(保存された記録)
_ _ _ _
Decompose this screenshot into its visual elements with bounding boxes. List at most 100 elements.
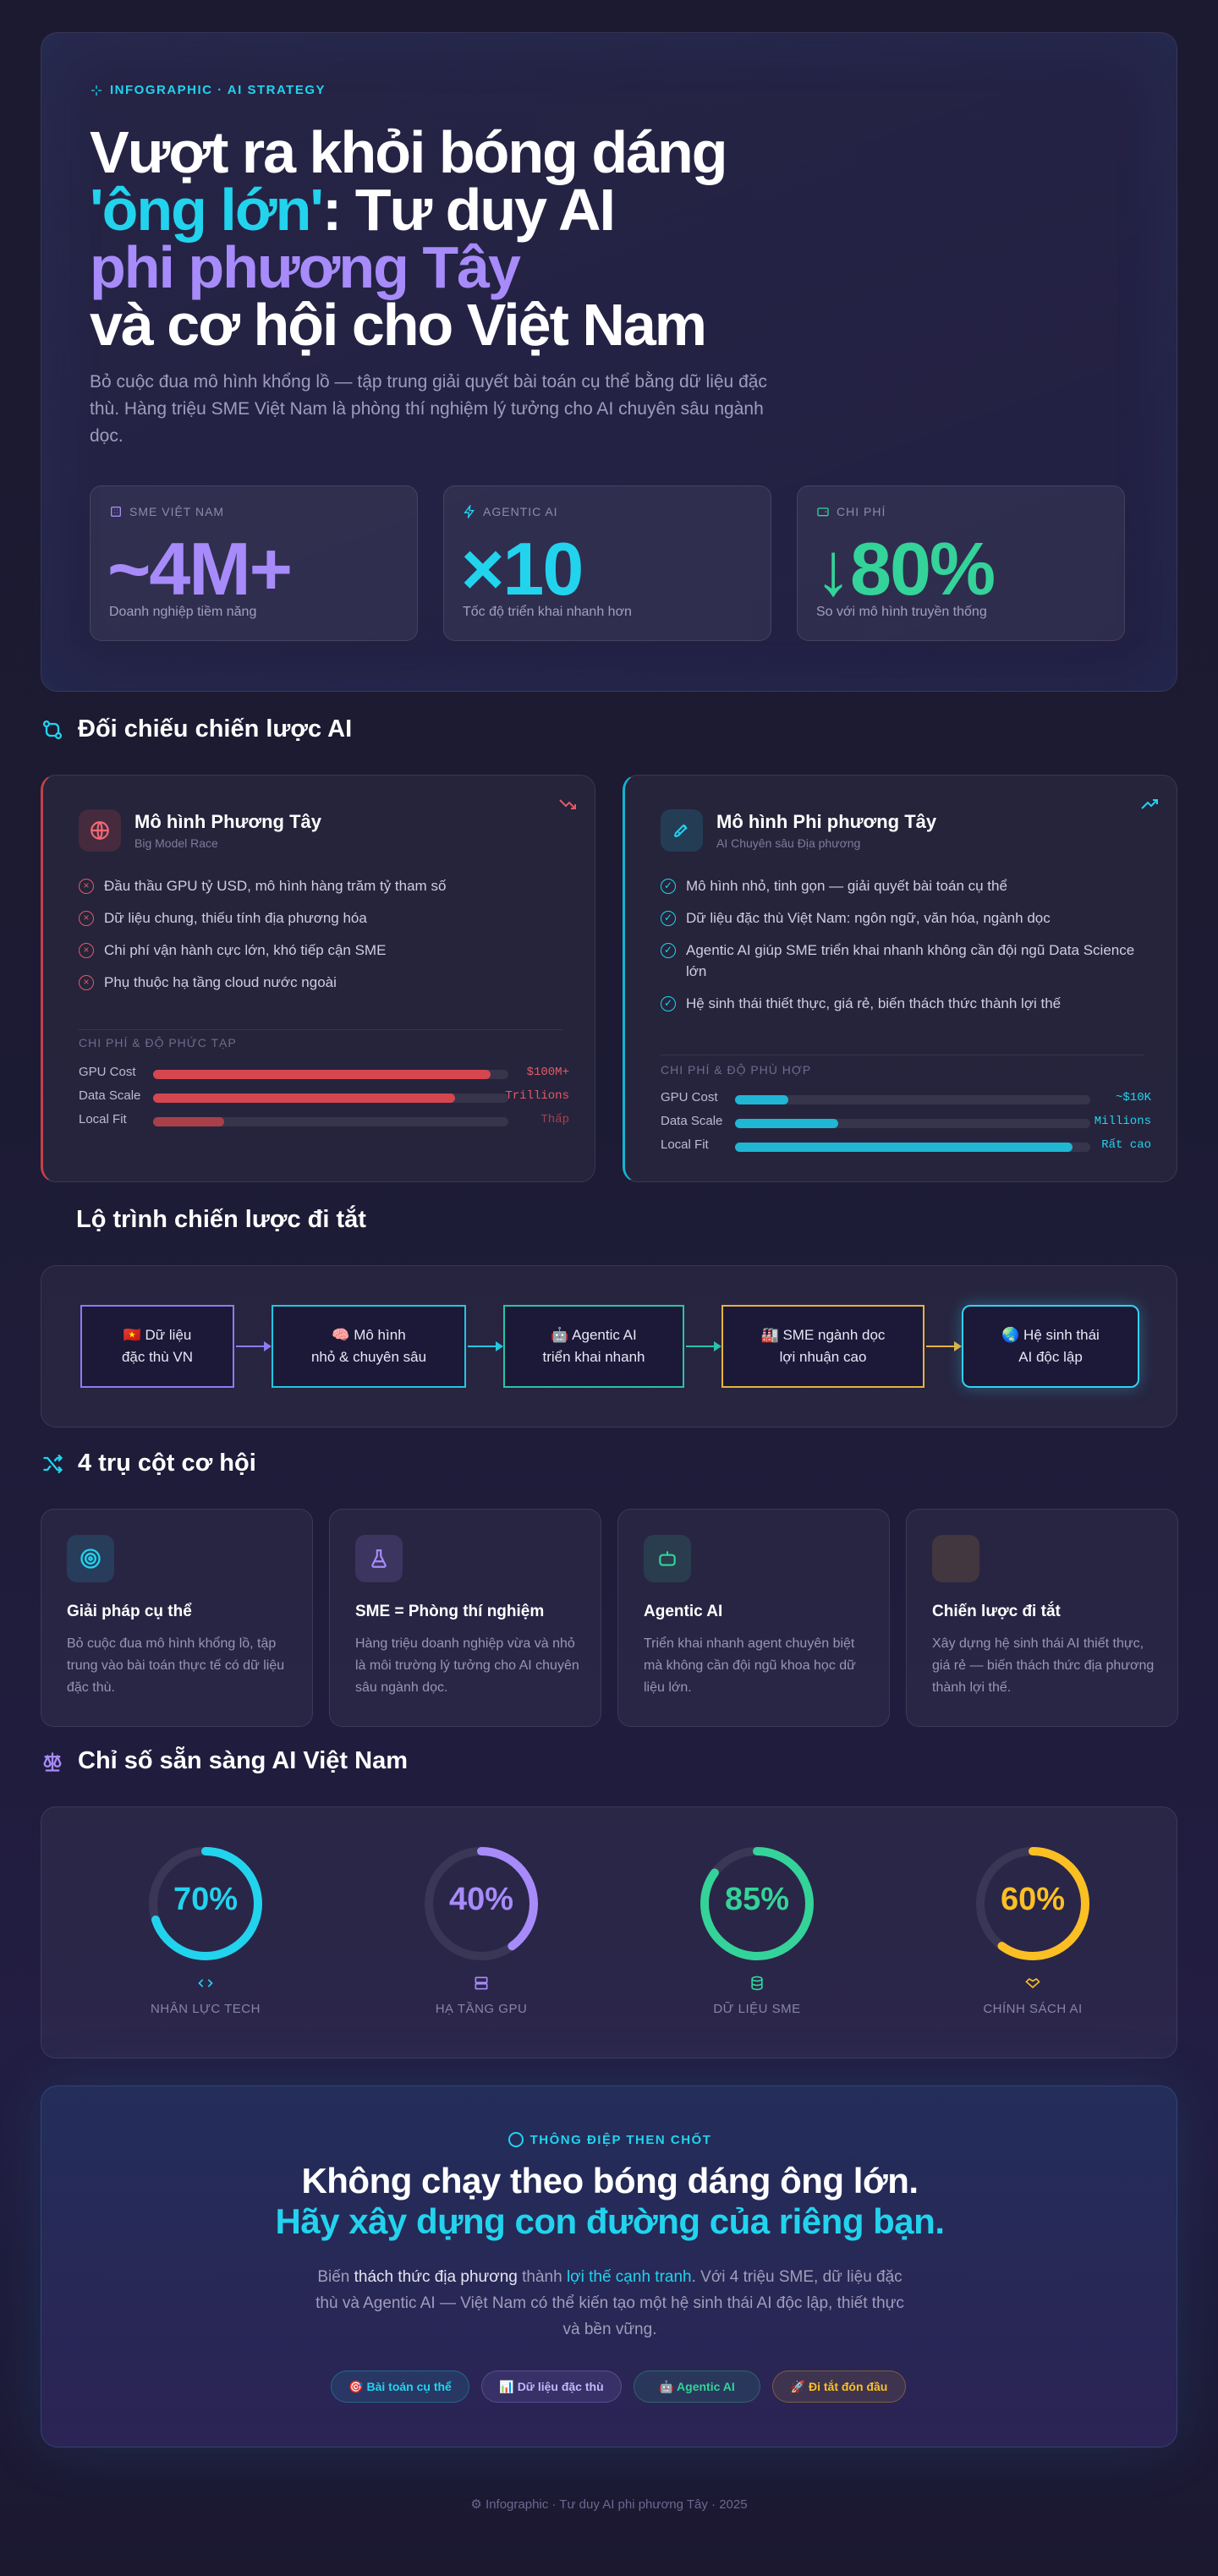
- bar-value: Rất cao: [1101, 1138, 1151, 1152]
- arrow-icon: [236, 1341, 272, 1351]
- hero-title-accent: 'ông lớn': [90, 177, 324, 243]
- section-readiness-heading: Chỉ số sẵn sàng AI Việt Nam: [41, 1747, 408, 1775]
- bar-gpu-cost: GPU Cost ~$10K: [661, 1090, 1151, 1107]
- list-item: × Phụ thuộc hạ tầng cloud nước ngoài: [79, 972, 569, 993]
- point-text: Dữ liệu đặc thù Việt Nam: ngôn ngữ, văn …: [686, 910, 1051, 926]
- gauge-label: NHÂN LỰC TECH: [151, 2002, 261, 2016]
- nonwestern-points: ✓ Mô hình nhỏ, tinh gọn — giải quyết bài …: [661, 875, 1151, 1025]
- x-circle-icon: ×: [79, 943, 94, 958]
- pillar-title: Giải pháp cụ thể: [67, 1603, 192, 1620]
- globe-icon: [79, 809, 121, 852]
- bot-icon: [644, 1535, 691, 1582]
- list-item: × Chi phí vận hành cực lớn, khó tiếp cận …: [79, 940, 569, 961]
- message-eyebrow: THÔNG ĐIỆP THEN CHỐT: [41, 2132, 1178, 2147]
- list-item: ✓ Hệ sinh thái thiết thực, giá rẻ, biến t…: [661, 993, 1151, 1014]
- roadmap-card: 🇻🇳 Dữ liệu đặc thù VN 🧠 Mô hình nhỏ & chuy…: [41, 1265, 1177, 1428]
- building-icon: [111, 507, 121, 517]
- hero-eyebrow: INFOGRAPHIC · AI STRATEGY: [90, 83, 326, 97]
- gauge-label: HẠ TẦNG GPU: [435, 2002, 528, 2016]
- point-text: Mô hình nhỏ, tinh gọn — giải quyết bài t…: [686, 878, 1007, 894]
- x-circle-icon: ×: [79, 911, 94, 926]
- readiness-card: 70% NHÂN LỰC TECH 40% HẠ TẦNG GPU 85% DỮ…: [41, 1806, 1177, 2058]
- bar-value: Millions: [1094, 1115, 1151, 1128]
- hero-title-line1: Vượt ra khỏi bóng dáng: [90, 119, 728, 185]
- roadmap-step-5: 🌏 Hệ sinh thái AI độc lập: [962, 1305, 1139, 1388]
- scale-icon: [43, 1752, 62, 1772]
- step-line2: đặc thù VN: [121, 1349, 194, 1365]
- hero-title: Vượt ra khỏi bóng dáng 'ông lớn': Tư duy…: [90, 123, 851, 354]
- check-circle-icon: ✓: [661, 996, 676, 1011]
- step-line1: 🇻🇳 Dữ liệu: [123, 1327, 192, 1343]
- stat-value: ↓80%: [815, 527, 996, 611]
- check-circle-icon: ✓: [661, 943, 676, 958]
- bar-data-scale: Data Scale Millions: [661, 1114, 1151, 1131]
- roadmap-step-3: 🤖 Agentic AI triển khai nhanh: [503, 1305, 684, 1388]
- step-line2: nhỏ & chuyên sâu: [310, 1349, 427, 1365]
- body-text: thành: [517, 2268, 567, 2286]
- bar-value: Thấp: [540, 1113, 569, 1126]
- roadmap-step-2: 🧠 Mô hình nhỏ & chuyên sâu: [272, 1305, 466, 1388]
- x-circle-icon: ×: [79, 879, 94, 894]
- bar-value: $100M+: [526, 1066, 569, 1079]
- list-item: × Dữ liệu chung, thiếu tính địa phương hó…: [79, 907, 569, 929]
- compass-icon: [508, 2132, 524, 2147]
- message-line2: Hãy xây dựng con đường của riêng bạn.: [275, 2201, 945, 2241]
- pillar-desc: Triển khai nhanh agent chuyên biệt mà kh…: [644, 1636, 856, 1695]
- point-text: Chi phí vận hành cực lớn, khó tiếp cận S…: [104, 942, 387, 958]
- rocket-icon: [661, 809, 703, 852]
- pillar-card: SME = Phòng thí nghiệm Hàng triệu doanh …: [329, 1509, 601, 1727]
- code-icon: [198, 1979, 213, 1987]
- pillar-card: Chiến lược đi tắt Xây dựng hệ sinh thái …: [906, 1509, 1178, 1727]
- stat-card-sme: SME VIỆT NAM ~4M+ Doanh nghiệp tiềm năng: [90, 485, 418, 641]
- section-pillars-heading: 4 trụ cột cơ hội: [41, 1450, 256, 1477]
- bar-label: Data Scale: [79, 1088, 141, 1103]
- body-text: Biến: [317, 2268, 354, 2286]
- stat-card-agentic: AGENTIC AI ×10 Tốc độ triển khai nhanh h…: [443, 485, 771, 641]
- pillar-title: SME = Phòng thí nghiệm: [355, 1603, 545, 1620]
- shuffle-icon: [43, 1454, 63, 1473]
- card-subtitle: AI Chuyên sâu Địa phương: [716, 836, 861, 850]
- database-icon: [751, 1976, 763, 1991]
- gauge: 85% DỮ LIỆU SME: [672, 1844, 842, 2031]
- bar-gpu-cost: GPU Cost $100M+: [79, 1065, 569, 1082]
- gauge-value: 85%: [724, 1882, 790, 1917]
- bars-heading: CHI PHÍ & ĐỘ PHÙ HỢP: [661, 1063, 812, 1077]
- stat-value: ~4M+: [107, 527, 293, 611]
- body-accent: lợi thế cạnh tranh: [566, 2268, 692, 2286]
- western-points: × Đầu thầu GPU tỷ USD, mô hình hàng trăm …: [79, 875, 569, 1004]
- compare-icon: [42, 720, 63, 739]
- check-circle-icon: ✓: [661, 911, 676, 926]
- step-line2: AI độc lập: [1018, 1349, 1083, 1365]
- roadmap-step-4: 🏭 SME ngành dọc lợi nhuận cao: [721, 1305, 924, 1388]
- step-line1: 🧠 Mô hình: [332, 1327, 406, 1343]
- list-item: ✓ Mô hình nhỏ, tinh gọn — giải quyết bài …: [661, 875, 1151, 896]
- x-circle-icon: ×: [79, 975, 94, 990]
- bar-local-fit: Local Fit Thấp: [79, 1112, 569, 1129]
- hero-card: [41, 32, 1177, 692]
- bar-local-fit: Local Fit Rất cao: [661, 1137, 1151, 1154]
- stat-label: AGENTIC AI: [483, 505, 558, 518]
- section-title: 4 trụ cột cơ hội: [78, 1450, 256, 1477]
- bar-label: GPU Cost: [79, 1065, 136, 1079]
- gauge-value: 60%: [1000, 1882, 1066, 1917]
- gauge-label: CHÍNH SÁCH AI: [983, 2002, 1083, 2016]
- card-title: Mô hình Phi phương Tây: [716, 811, 937, 832]
- gauge: 60% CHÍNH SÁCH AI: [948, 1844, 1117, 2031]
- point-text: Agentic AI giúp SME triển khai nhanh khô…: [686, 942, 1135, 979]
- arrow-icon: [686, 1341, 721, 1351]
- arrow-icon: [468, 1341, 503, 1351]
- tag-chip: 🤖 Agentic AI: [634, 2370, 760, 2403]
- bar-value: ~$10K: [1115, 1091, 1151, 1104]
- stat-card-cost: CHI PHÍ ↓80% So với mô hình truyền thống: [797, 485, 1125, 641]
- message-body: Biến thách thức địa phương thành lợi thế…: [314, 2264, 906, 2343]
- key-message-card: THÔNG ĐIỆP THEN CHỐT Không chạy theo bón…: [41, 2085, 1177, 2447]
- gauge: 70% NHÂN LỰC TECH: [121, 1844, 290, 2031]
- section-comparison-heading: Đối chiếu chiến lược AI: [41, 715, 352, 743]
- step-line1: 🤖 Agentic AI: [551, 1327, 637, 1343]
- arrow-icon: [926, 1341, 962, 1351]
- card-title: Mô hình Phương Tây: [134, 811, 321, 832]
- trend-up-icon: [1141, 799, 1158, 809]
- stat-sub: Tốc độ triển khai nhanh hơn: [463, 605, 632, 619]
- bolt-icon: [464, 505, 475, 518]
- bar-label: Local Fit: [661, 1137, 709, 1152]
_ _ _ _
指示 → 一覧のうち、「- bar-value: Rất」を含む行から「- list-item: × Phụ」を含む行までを、一字も変えずに書き写しなさい。

解答 →
- bar-value: Rất cao: [1101, 1138, 1151, 1152]
- arrow-icon: [236, 1341, 272, 1351]
- hero-title-accent: 'ông lớn': [90, 177, 324, 243]
- section-readiness-heading: Chỉ số sẵn sàng AI Việt Nam: [41, 1747, 408, 1775]
- bar-gpu-cost: GPU Cost ~$10K: [661, 1090, 1151, 1107]
- list-item: × Phụ thuộc hạ tầng cloud nước ngoài: [79, 972, 569, 993]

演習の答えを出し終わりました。